EXERCISE DETAILS: Please write out all of the items below word for word, omitting the pictures.

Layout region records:

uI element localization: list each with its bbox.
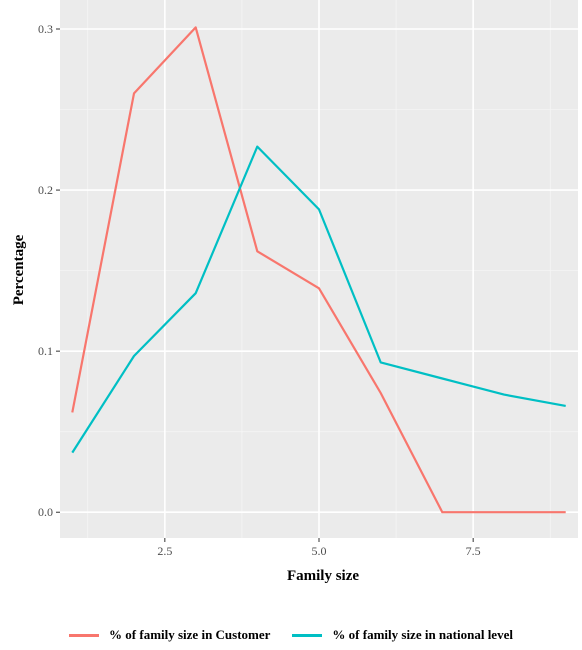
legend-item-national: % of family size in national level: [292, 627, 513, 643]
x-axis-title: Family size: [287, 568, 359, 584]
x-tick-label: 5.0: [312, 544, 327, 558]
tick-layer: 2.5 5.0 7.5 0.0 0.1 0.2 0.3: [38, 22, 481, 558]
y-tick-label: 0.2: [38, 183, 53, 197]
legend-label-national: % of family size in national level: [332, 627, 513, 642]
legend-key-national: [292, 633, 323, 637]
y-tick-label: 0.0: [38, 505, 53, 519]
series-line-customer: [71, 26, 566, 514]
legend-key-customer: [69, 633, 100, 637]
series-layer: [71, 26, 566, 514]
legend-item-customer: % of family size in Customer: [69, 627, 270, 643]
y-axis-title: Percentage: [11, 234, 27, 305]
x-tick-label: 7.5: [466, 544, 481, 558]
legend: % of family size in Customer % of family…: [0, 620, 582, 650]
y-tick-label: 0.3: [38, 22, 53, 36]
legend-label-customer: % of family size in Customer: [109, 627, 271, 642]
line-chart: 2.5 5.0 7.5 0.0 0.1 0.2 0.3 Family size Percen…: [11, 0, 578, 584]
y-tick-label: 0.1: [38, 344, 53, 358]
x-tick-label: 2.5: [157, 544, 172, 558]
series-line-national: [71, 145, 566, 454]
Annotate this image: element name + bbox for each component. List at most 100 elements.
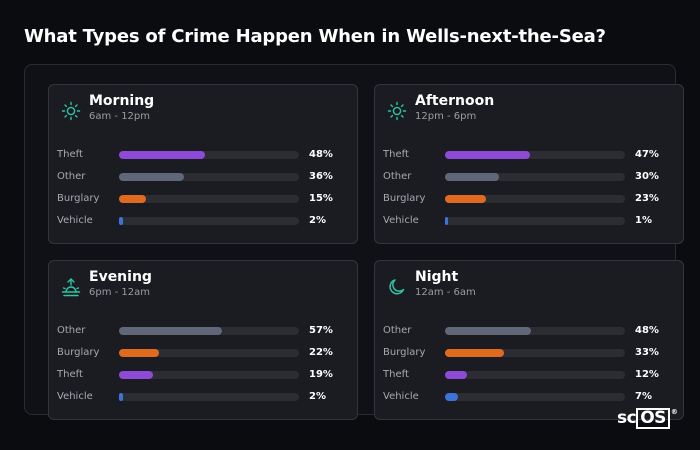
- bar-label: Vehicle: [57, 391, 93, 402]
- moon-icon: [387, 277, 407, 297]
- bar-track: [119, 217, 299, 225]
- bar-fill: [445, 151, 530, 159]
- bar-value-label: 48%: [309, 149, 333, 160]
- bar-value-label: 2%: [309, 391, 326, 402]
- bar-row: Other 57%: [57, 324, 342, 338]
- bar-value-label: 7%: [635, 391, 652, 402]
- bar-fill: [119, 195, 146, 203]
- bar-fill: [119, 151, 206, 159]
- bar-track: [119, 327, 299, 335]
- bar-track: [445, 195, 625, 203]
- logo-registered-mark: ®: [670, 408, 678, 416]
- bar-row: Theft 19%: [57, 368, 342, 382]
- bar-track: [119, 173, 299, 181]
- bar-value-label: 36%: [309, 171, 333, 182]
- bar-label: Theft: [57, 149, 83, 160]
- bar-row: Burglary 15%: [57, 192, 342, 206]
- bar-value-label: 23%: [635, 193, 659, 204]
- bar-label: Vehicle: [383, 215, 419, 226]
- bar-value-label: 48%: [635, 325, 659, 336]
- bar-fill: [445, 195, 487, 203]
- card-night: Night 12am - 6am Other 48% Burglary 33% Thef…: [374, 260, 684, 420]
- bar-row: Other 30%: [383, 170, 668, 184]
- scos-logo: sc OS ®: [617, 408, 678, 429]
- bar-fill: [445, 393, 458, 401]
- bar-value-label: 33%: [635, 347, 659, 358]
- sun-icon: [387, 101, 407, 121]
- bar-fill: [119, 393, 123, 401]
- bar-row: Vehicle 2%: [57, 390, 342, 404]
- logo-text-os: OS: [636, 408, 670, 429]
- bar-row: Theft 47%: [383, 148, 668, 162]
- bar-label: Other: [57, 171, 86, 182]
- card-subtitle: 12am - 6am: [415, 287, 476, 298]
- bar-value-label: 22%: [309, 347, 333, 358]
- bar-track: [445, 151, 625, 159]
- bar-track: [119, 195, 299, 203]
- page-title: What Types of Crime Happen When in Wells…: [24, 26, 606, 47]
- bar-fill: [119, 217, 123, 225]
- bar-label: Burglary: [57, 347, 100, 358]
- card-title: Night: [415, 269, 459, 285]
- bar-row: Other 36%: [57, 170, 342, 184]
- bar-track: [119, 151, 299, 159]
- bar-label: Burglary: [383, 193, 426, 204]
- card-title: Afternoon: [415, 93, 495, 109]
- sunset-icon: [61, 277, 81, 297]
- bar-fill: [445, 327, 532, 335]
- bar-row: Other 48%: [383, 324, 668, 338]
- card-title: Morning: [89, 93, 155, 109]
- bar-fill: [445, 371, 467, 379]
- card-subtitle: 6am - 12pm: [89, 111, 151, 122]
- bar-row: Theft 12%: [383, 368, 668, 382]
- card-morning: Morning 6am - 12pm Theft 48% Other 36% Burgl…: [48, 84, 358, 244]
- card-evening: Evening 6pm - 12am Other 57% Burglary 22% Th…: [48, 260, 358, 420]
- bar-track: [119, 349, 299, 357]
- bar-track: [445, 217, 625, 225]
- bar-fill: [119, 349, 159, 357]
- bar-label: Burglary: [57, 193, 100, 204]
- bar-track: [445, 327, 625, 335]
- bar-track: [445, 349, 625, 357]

RESPONSE TO THIS EXERCISE:
uI element localization: list each with its bbox.
legend-item-national: % of family size in national level: [292, 627, 513, 643]
x-axis-title: Family size: [287, 568, 359, 584]
x-tick-label: 5.0: [312, 544, 327, 558]
tick-layer: 2.5 5.0 7.5 0.0 0.1 0.2 0.3: [38, 22, 481, 558]
y-tick-label: 0.2: [38, 183, 53, 197]
legend-label-national: % of family size in national level: [332, 627, 513, 642]
legend-key-national: [292, 633, 323, 637]
y-tick-label: 0.0: [38, 505, 53, 519]
series-line-customer: [71, 26, 566, 514]
legend-key-customer: [69, 633, 100, 637]
series-layer: [71, 26, 566, 514]
legend-item-customer: % of family size in Customer: [69, 627, 270, 643]
y-axis-title: Percentage: [11, 234, 27, 305]
x-tick-label: 7.5: [466, 544, 481, 558]
legend: % of family size in Customer % of family…: [0, 620, 582, 650]
y-tick-label: 0.3: [38, 22, 53, 36]
legend-label-customer: % of family size in Customer: [109, 627, 271, 642]
line-chart: 2.5 5.0 7.5 0.0 0.1 0.2 0.3 Family size Percen…: [11, 0, 578, 584]
y-tick-label: 0.1: [38, 344, 53, 358]
x-tick-label: 2.5: [157, 544, 172, 558]
series-line-national: [71, 145, 566, 454]
Annotate this image: element name + bbox for each component. List at most 100 elements.
- bar-label: Vehicle: [57, 391, 93, 402]
- moon-icon: [387, 277, 407, 297]
- bar-track: [119, 217, 299, 225]
- bar-fill: [445, 151, 530, 159]
- bar-value-label: 48%: [309, 149, 333, 160]
- bar-value-label: 2%: [309, 391, 326, 402]
- bar-row: Other 57%: [57, 324, 342, 338]
- bar-value-label: 7%: [635, 391, 652, 402]
- bar-fill: [119, 195, 146, 203]
- bar-fill: [119, 151, 206, 159]
- bar-track: [119, 327, 299, 335]
- bar-track: [445, 195, 625, 203]
- logo-registered-mark: ®: [670, 408, 678, 416]
- bar-row: Theft 19%: [57, 368, 342, 382]
- bar-track: [119, 173, 299, 181]
- bar-value-label: 36%: [309, 171, 333, 182]
- bar-label: Theft: [57, 149, 83, 160]
- bar-row: Burglary 15%: [57, 192, 342, 206]
- bar-value-label: 23%: [635, 193, 659, 204]
- bar-label: Vehicle: [383, 215, 419, 226]
- bar-value-label: 48%: [635, 325, 659, 336]
- bar-fill: [445, 195, 487, 203]
- card-night: Night 12am - 6am Other 48% Burglary 33% Thef…: [374, 260, 684, 420]
- bar-row: Other 30%: [383, 170, 668, 184]
- scos-logo: sc OS ®: [617, 408, 678, 429]
- bar-fill: [445, 393, 458, 401]
- bar-value-label: 33%: [635, 347, 659, 358]
- sun-icon: [387, 101, 407, 121]
- bar-fill: [119, 393, 123, 401]
- bar-row: Vehicle 2%: [57, 390, 342, 404]
- logo-text-os: OS: [636, 408, 670, 429]
- bar-row: Theft 47%: [383, 148, 668, 162]
- bar-label: Other: [57, 171, 86, 182]
- card-subtitle: 12am - 6am: [415, 287, 476, 298]
- bar-value-label: 22%: [309, 347, 333, 358]
- bar-track: [445, 151, 625, 159]
- bar-track: [119, 195, 299, 203]
- page-title: What Types of Crime Happen When in Wells…: [24, 26, 606, 47]
- bar-fill: [119, 217, 123, 225]
- bar-label: Burglary: [57, 347, 100, 358]
- card-title: Night: [415, 269, 459, 285]
- bar-row: Other 36%: [57, 170, 342, 184]
- bar-track: [119, 151, 299, 159]
- bar-label: Burglary: [383, 193, 426, 204]
- card-title: Afternoon: [415, 93, 495, 109]
- sunset-icon: [61, 277, 81, 297]
- bar-fill: [445, 327, 532, 335]
- bar-row: Other 48%: [383, 324, 668, 338]
- card-title: Morning: [89, 93, 155, 109]
- bar-fill: [445, 371, 467, 379]
- card-subtitle: 6am - 12pm: [89, 111, 151, 122]
- bar-row: Theft 12%: [383, 368, 668, 382]
- card-morning: Morning 6am - 12pm Theft 48% Other 36% Burgl…: [48, 84, 358, 244]
- card-evening: Evening 6pm - 12am Other 57% Burglary 22% Th…: [48, 260, 358, 420]
- bar-track: [119, 349, 299, 357]
- bar-track: [445, 217, 625, 225]
- bar-fill: [119, 349, 159, 357]
- bar-label: Burglary: [57, 193, 100, 204]
- bar-track: [445, 327, 625, 335]
- bar-track: [445, 349, 625, 357]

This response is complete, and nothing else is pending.